• **DO THIS**:
All lines holding the string "ylabel" are to be shown.

-- START SOURCE MATERIAL --

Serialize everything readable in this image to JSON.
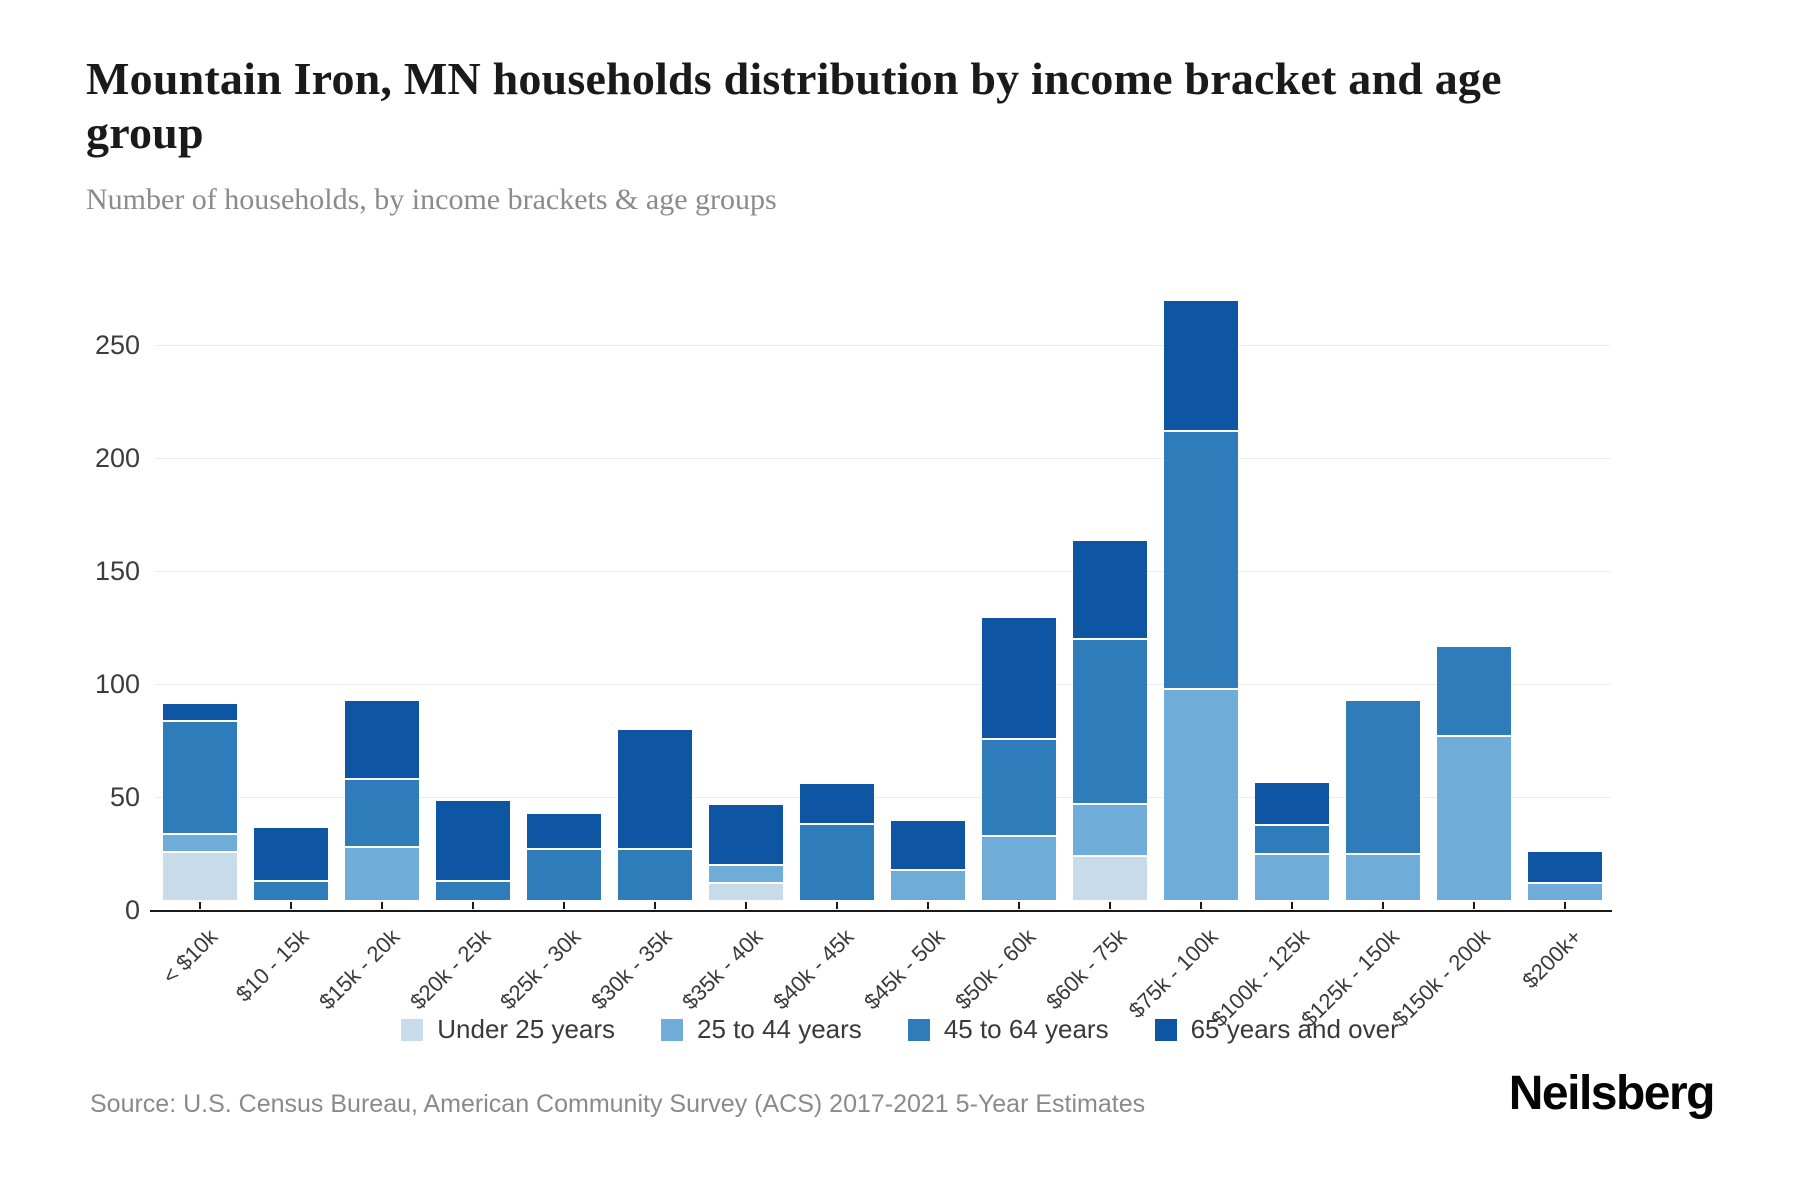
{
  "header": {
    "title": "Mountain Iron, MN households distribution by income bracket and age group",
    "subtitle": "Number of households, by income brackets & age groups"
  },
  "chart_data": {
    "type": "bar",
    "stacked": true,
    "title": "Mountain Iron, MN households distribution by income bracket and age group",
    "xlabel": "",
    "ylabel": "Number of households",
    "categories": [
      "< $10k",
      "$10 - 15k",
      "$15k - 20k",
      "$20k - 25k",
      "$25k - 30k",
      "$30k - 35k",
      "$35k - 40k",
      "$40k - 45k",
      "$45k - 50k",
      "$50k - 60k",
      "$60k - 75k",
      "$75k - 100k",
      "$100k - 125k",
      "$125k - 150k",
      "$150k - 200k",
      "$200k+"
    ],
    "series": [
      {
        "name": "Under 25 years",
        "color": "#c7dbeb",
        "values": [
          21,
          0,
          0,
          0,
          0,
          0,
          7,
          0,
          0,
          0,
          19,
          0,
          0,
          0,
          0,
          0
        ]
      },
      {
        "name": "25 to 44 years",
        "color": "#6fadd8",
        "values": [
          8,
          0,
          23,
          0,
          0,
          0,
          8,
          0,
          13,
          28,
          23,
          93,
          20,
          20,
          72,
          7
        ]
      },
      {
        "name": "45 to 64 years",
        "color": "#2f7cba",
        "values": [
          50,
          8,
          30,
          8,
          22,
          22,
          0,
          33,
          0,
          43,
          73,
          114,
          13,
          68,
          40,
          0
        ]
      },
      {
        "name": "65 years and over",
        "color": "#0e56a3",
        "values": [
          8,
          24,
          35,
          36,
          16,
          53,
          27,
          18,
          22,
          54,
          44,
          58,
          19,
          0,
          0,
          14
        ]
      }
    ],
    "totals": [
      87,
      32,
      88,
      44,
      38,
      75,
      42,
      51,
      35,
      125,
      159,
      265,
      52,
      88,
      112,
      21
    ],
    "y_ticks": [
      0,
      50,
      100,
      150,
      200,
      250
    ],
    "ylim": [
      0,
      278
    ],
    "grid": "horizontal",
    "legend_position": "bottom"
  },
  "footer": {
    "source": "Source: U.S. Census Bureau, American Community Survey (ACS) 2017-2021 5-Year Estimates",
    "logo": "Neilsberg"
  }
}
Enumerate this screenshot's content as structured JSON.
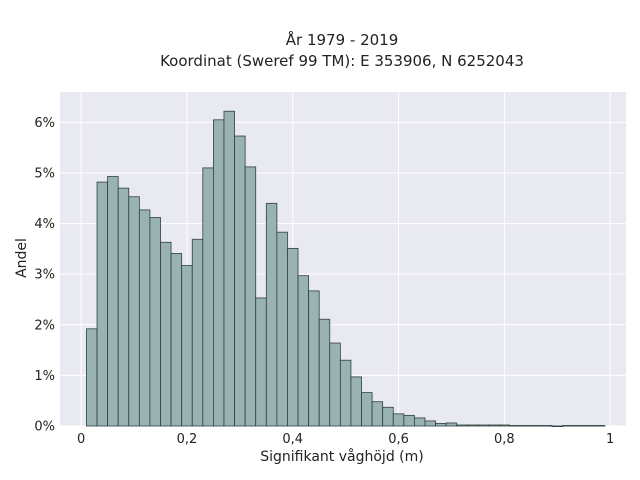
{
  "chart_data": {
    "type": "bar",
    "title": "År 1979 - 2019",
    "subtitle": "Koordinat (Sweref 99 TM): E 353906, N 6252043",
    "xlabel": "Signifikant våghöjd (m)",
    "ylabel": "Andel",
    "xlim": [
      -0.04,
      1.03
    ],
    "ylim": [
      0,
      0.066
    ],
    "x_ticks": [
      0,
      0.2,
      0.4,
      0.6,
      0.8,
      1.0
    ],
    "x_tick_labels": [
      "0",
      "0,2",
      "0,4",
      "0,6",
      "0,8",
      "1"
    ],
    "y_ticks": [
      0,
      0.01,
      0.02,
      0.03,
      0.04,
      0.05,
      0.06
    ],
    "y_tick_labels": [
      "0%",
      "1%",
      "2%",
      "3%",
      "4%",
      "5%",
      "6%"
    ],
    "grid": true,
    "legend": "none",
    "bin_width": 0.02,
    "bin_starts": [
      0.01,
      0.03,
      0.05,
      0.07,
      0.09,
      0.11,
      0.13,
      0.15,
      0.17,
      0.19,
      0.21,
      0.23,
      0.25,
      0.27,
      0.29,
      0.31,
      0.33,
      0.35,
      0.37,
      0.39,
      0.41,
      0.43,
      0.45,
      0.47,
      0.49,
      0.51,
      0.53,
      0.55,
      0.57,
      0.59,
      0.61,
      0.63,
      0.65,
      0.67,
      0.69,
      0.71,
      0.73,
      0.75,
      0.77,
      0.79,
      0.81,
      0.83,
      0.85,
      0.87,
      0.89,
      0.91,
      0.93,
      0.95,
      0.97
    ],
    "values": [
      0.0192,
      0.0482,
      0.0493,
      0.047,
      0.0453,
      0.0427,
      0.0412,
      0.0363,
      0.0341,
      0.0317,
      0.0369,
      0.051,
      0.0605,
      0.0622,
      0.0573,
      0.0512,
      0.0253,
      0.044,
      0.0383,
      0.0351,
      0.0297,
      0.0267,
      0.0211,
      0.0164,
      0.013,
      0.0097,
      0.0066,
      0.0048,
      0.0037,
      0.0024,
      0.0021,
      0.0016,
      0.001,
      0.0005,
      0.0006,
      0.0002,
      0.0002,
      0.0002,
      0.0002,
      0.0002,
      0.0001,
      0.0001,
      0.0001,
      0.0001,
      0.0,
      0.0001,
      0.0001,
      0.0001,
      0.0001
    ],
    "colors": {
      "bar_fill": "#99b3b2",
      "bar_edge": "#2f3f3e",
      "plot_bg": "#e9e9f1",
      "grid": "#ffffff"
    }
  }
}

-- END SOURCE MATERIAL --

• **OUTPUT**:
    "ylabel": "Number of households",
    "ylabel": "Andel",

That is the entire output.